Records for the exercise
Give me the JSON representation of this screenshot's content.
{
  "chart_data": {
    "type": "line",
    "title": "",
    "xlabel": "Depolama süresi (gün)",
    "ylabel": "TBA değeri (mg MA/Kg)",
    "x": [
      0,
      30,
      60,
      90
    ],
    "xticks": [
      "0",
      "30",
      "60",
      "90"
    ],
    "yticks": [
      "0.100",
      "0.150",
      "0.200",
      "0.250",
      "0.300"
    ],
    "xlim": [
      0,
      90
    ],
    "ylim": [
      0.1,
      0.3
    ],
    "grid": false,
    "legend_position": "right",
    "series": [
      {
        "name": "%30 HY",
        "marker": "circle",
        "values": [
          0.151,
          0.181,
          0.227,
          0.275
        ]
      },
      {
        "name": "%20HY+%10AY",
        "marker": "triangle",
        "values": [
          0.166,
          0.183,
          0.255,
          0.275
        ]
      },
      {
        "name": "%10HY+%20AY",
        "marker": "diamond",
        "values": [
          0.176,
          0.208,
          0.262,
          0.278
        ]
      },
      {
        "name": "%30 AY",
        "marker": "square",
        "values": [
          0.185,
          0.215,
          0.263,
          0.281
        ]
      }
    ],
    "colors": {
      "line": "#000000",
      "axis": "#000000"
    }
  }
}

Written problem
Set down the listing above in full, please, exactly as it appears.

Result of the task
Give me the JSON representation of this screenshot's content.
{
  "chart_data": {
    "type": "line",
    "title": "",
    "xlabel": "Depolama süresi (gün)",
    "ylabel": "TBA değeri (mg MA/Kg)",
    "x": [
      0,
      30,
      60,
      90
    ],
    "xticks": [
      "0",
      "30",
      "60",
      "90"
    ],
    "yticks": [
      "0.100",
      "0.150",
      "0.200",
      "0.250",
      "0.300"
    ],
    "xlim": [
      0,
      90
    ],
    "ylim": [
      0.1,
      0.3
    ],
    "grid": false,
    "legend_position": "right",
    "series": [
      {
        "name": "%30 HY",
        "marker": "circle",
        "values": [
          0.151,
          0.181,
          0.227,
          0.275
        ]
      },
      {
        "name": "%20HY+%10AY",
        "marker": "triangle",
        "values": [
          0.166,
          0.183,
          0.255,
          0.275
        ]
      },
      {
        "name": "%10HY+%20AY",
        "marker": "diamond",
        "values": [
          0.176,
          0.208,
          0.262,
          0.278
        ]
      },
      {
        "name": "%30 AY",
        "marker": "square",
        "values": [
          0.185,
          0.215,
          0.263,
          0.281
        ]
      }
    ],
    "colors": {
      "line": "#000000",
      "axis": "#000000"
    }
  }
}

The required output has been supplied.